Please repeat everything in the Cannabaceae text from "- Aphananthe Planch." down to "Maxim. (1 sp.)", word for word.

_TEXT_
- - - - -
Cannabaceae comprises the following genera:

- Aphananthe Planch. (5 spp.)
- Cannabis —Hemp (3 spp.)
- Celtis L. (73–109 spp.)
- Chaetachme Planch. (1 sp.)
- Gironniera Gaudich. (6 spp.)

- Humulus L.—Hop (3 spp.)

- Lozanella Greenm. (2 spp.)

- Parasponia Miq. (5–10 spp.)
- Pteroceltis Maxim. (1 sp.)

- Sparrea Hunz. & Dottori 1978

- Trema Lour. (12–42 spp.)

===Phylogeny===
Cannabaceae likely originated in East Asia during the Late Cretaceous. The oldest known pollen typical of members of Cannabaceae is from the Late Cretaceous (Turonian ~94–90 million years ago) of Sarawak, Borneo. Fossils show Cannabaceae were widely distributed in the Northern Hemisphere during the early Cenozoic, though their distribution shifted towards tropical regions in the later Cenozoic due to changing climates.

Modern molecular phylogenetics suggest the following relationships:

==Uses==
Carbon dating has revealed that these plants may have been used for ritual/medicinal purposes in Xinjiang, China, as early as 494 BC.

Humulus lupulus, the common hop, has been the predominant bittering agent of beer for hundreds of years. The flowers' resins are responsible for beer's bitterness and their ability to extend shelf life due to some antimicrobial qualities. The young shoots can be used as a vegetable.

Some plants in the genus Cannabis are cultivated as hemp for the production of fiber, as a source of cheap oil, for their nutritious seeds, or their edible leaves. Others are cultivated for medical or recreational use as dried flowers, extracts, or infused food products. Induced parthenocarpy in pistilate flowers, and selective breeding are used to produce either higher or lower yields of tetrahydrocannabinol (THC), other cannabinoids, as well as terpenes with desired flavors or aromas, such as blueberry, strawberry, or even citrus.

Many trees in the genus Celtis are grown for landscaping and ornamental purposes, and the bark of Pteroceltis is used to produce high-end Chinese paper.
- - - - -
_INFORMATION SHOWN_
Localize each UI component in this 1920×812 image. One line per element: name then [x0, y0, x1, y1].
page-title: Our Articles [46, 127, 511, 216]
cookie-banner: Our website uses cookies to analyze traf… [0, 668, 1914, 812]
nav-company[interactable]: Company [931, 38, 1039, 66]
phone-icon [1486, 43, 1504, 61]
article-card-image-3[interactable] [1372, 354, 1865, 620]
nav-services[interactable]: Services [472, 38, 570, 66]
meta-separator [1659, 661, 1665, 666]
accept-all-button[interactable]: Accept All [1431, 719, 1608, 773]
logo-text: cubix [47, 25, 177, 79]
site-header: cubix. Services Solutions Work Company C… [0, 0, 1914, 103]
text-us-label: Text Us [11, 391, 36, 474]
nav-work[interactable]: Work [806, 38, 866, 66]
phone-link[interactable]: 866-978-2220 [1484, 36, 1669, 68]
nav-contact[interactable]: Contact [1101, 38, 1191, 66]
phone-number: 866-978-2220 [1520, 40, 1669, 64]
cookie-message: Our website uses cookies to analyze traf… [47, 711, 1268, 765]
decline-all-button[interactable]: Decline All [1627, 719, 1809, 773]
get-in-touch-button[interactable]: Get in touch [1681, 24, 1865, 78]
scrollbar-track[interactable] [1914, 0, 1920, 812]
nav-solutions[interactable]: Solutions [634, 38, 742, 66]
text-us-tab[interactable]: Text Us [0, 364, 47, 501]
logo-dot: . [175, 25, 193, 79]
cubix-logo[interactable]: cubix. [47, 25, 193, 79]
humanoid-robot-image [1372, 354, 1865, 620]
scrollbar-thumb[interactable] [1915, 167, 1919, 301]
- - - - -
_ANSWER SECTION_
- Aphananthe Planch. (5 spp.)
- Cannabis —Hemp (3 spp.)
- Celtis L. (73–109 spp.)
- Chaetachme Planch. (1 sp.)
- Gironniera Gaudich. (6 spp.)

- Humulus L.—Hop (3 spp.)

- Lozanella Greenm. (2 spp.)

- Parasponia Miq. (5–10 spp.)
- Pteroceltis Maxim. (1 sp.)